** START **
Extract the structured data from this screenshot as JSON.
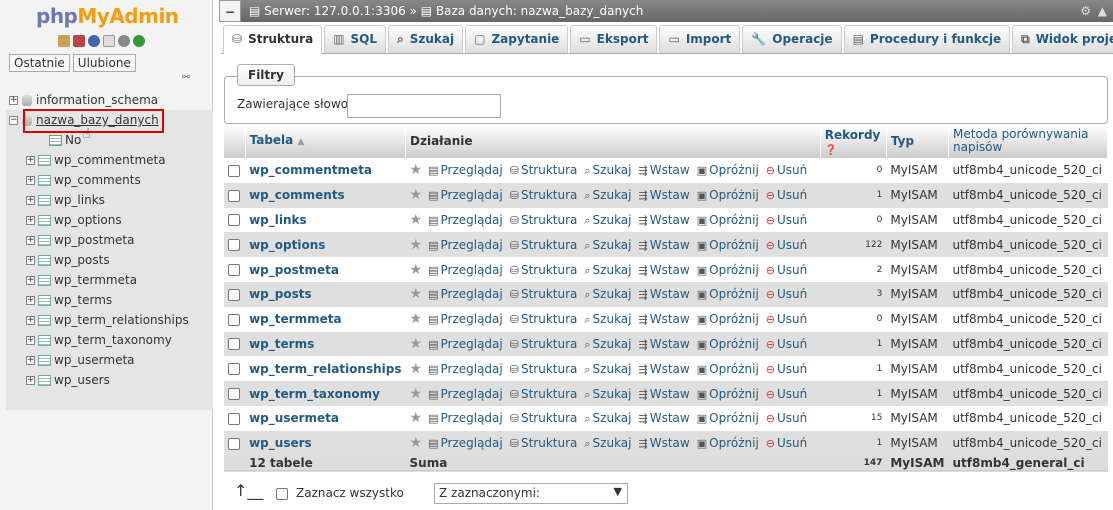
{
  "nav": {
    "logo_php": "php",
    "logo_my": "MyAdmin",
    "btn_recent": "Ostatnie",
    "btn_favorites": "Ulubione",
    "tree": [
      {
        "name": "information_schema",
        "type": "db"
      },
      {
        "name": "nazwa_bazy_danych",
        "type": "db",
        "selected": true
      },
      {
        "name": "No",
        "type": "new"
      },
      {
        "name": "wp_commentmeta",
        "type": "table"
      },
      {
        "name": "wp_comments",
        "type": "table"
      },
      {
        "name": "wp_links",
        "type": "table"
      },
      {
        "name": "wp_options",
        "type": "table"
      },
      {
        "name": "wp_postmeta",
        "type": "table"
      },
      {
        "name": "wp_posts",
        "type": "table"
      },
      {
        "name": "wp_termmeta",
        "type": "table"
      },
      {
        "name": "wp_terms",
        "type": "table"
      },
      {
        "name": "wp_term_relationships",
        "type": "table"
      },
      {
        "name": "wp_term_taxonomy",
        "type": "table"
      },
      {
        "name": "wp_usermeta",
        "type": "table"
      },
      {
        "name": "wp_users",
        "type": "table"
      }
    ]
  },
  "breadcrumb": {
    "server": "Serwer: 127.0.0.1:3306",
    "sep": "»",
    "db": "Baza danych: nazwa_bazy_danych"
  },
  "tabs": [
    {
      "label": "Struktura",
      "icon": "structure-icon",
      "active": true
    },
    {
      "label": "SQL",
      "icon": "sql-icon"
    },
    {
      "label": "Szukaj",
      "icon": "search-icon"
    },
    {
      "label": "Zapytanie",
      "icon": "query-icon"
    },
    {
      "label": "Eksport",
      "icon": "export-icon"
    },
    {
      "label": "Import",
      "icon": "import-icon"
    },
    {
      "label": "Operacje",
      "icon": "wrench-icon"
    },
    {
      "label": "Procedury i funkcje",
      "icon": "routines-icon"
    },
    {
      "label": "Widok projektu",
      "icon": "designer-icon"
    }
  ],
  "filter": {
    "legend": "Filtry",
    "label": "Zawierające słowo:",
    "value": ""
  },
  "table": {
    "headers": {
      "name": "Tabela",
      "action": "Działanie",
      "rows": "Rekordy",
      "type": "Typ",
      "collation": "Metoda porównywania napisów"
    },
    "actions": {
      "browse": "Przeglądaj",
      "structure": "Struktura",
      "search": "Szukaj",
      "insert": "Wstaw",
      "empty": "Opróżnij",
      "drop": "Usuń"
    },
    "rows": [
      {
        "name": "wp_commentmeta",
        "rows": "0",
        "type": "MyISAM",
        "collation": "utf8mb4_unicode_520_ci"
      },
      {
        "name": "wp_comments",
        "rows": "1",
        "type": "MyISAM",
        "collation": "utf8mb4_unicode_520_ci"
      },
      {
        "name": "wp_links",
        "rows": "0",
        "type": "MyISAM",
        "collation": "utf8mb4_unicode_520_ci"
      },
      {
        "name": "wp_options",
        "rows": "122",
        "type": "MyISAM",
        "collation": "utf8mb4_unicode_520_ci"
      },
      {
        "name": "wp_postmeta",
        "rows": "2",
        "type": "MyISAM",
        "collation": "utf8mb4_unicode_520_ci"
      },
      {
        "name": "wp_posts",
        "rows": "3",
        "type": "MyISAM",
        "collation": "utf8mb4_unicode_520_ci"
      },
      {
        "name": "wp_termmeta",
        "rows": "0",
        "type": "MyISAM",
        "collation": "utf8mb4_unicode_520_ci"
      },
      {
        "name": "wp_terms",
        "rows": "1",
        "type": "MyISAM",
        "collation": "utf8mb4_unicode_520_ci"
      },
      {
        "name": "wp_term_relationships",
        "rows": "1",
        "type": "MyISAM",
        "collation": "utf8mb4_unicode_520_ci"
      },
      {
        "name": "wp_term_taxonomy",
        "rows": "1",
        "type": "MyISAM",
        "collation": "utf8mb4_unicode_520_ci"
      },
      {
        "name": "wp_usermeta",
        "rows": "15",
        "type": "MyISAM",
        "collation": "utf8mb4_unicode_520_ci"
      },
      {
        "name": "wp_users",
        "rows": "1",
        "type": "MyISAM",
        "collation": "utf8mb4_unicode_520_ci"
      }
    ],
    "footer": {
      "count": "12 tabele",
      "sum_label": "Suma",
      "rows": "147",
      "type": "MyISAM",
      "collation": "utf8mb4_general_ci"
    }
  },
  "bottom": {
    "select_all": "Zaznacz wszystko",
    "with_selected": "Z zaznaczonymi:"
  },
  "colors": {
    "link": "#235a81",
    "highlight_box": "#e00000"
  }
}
** END **
** START **
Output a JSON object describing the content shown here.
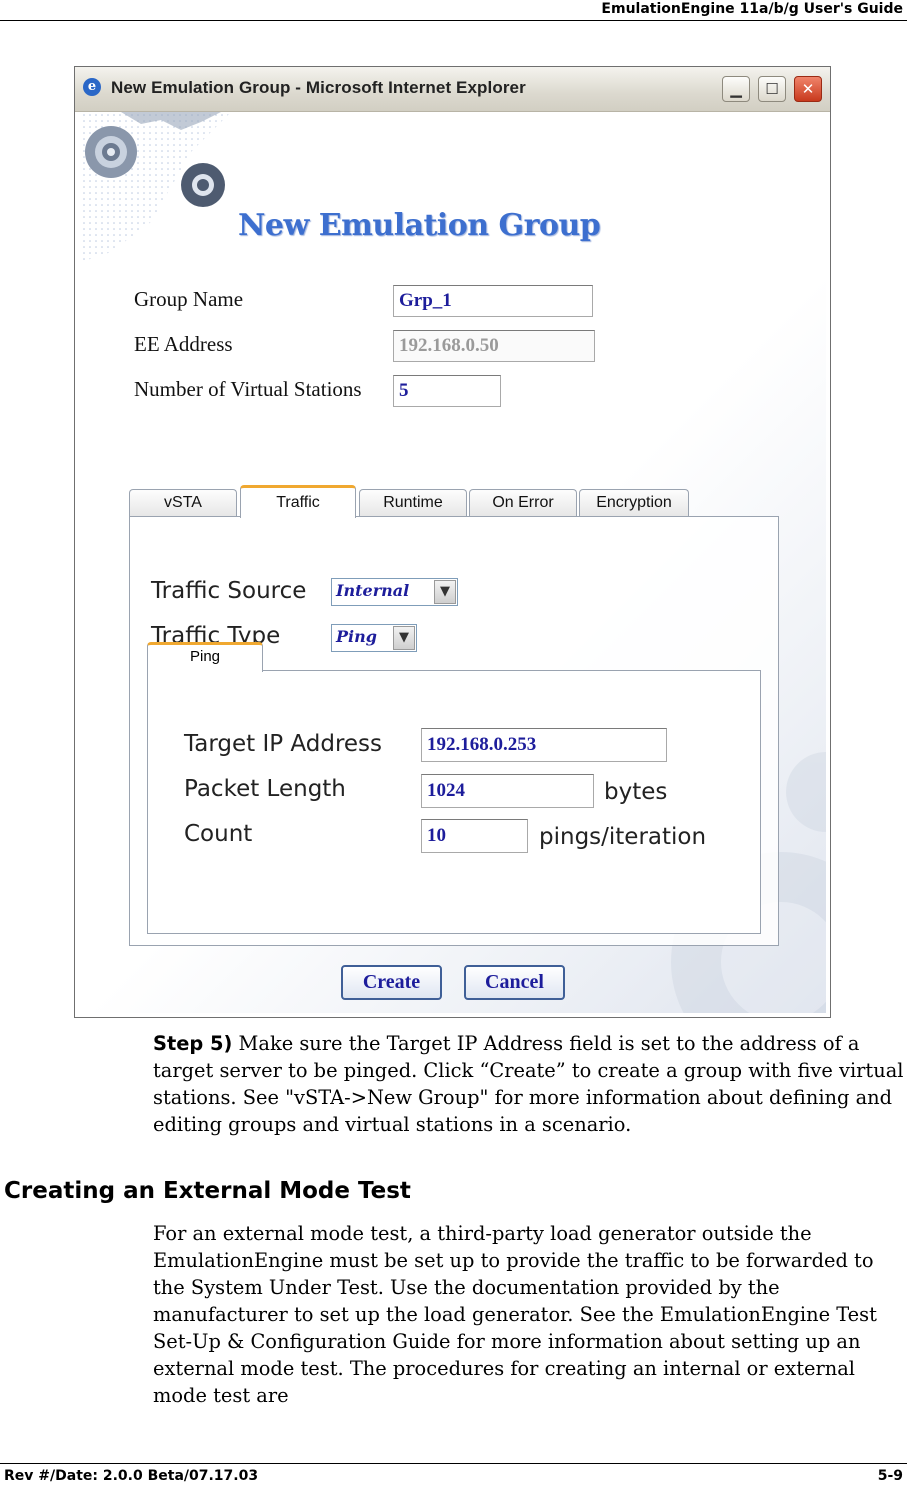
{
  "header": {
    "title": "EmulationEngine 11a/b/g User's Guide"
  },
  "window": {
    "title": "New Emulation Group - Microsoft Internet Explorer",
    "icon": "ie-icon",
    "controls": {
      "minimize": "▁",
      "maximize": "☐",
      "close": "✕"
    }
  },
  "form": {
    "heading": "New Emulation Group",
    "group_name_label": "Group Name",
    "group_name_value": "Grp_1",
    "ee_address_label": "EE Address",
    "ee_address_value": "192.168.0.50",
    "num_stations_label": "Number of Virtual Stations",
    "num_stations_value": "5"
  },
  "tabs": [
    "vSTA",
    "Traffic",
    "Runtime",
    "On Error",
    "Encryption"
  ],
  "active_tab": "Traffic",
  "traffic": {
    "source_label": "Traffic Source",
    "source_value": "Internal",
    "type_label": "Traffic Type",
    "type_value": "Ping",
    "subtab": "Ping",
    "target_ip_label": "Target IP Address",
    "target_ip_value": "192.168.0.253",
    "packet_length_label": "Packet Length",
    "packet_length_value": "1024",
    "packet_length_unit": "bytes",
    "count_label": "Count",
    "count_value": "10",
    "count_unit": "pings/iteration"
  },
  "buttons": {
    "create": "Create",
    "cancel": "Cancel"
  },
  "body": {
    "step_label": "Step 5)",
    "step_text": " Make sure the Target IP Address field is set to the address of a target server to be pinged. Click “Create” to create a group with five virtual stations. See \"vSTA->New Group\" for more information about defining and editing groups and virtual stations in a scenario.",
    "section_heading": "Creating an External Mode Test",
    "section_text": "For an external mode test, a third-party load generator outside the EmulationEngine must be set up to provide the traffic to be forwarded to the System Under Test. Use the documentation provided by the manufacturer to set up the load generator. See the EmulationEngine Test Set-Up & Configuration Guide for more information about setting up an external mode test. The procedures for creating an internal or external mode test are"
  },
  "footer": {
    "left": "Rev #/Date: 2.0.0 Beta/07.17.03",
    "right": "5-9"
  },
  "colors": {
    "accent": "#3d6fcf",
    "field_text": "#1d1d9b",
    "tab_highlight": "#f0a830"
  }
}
** END **
— Short problem —
Tell how many lines in the material contain the word "EmulationEngine". Only the number is wanted.

— The reply —
2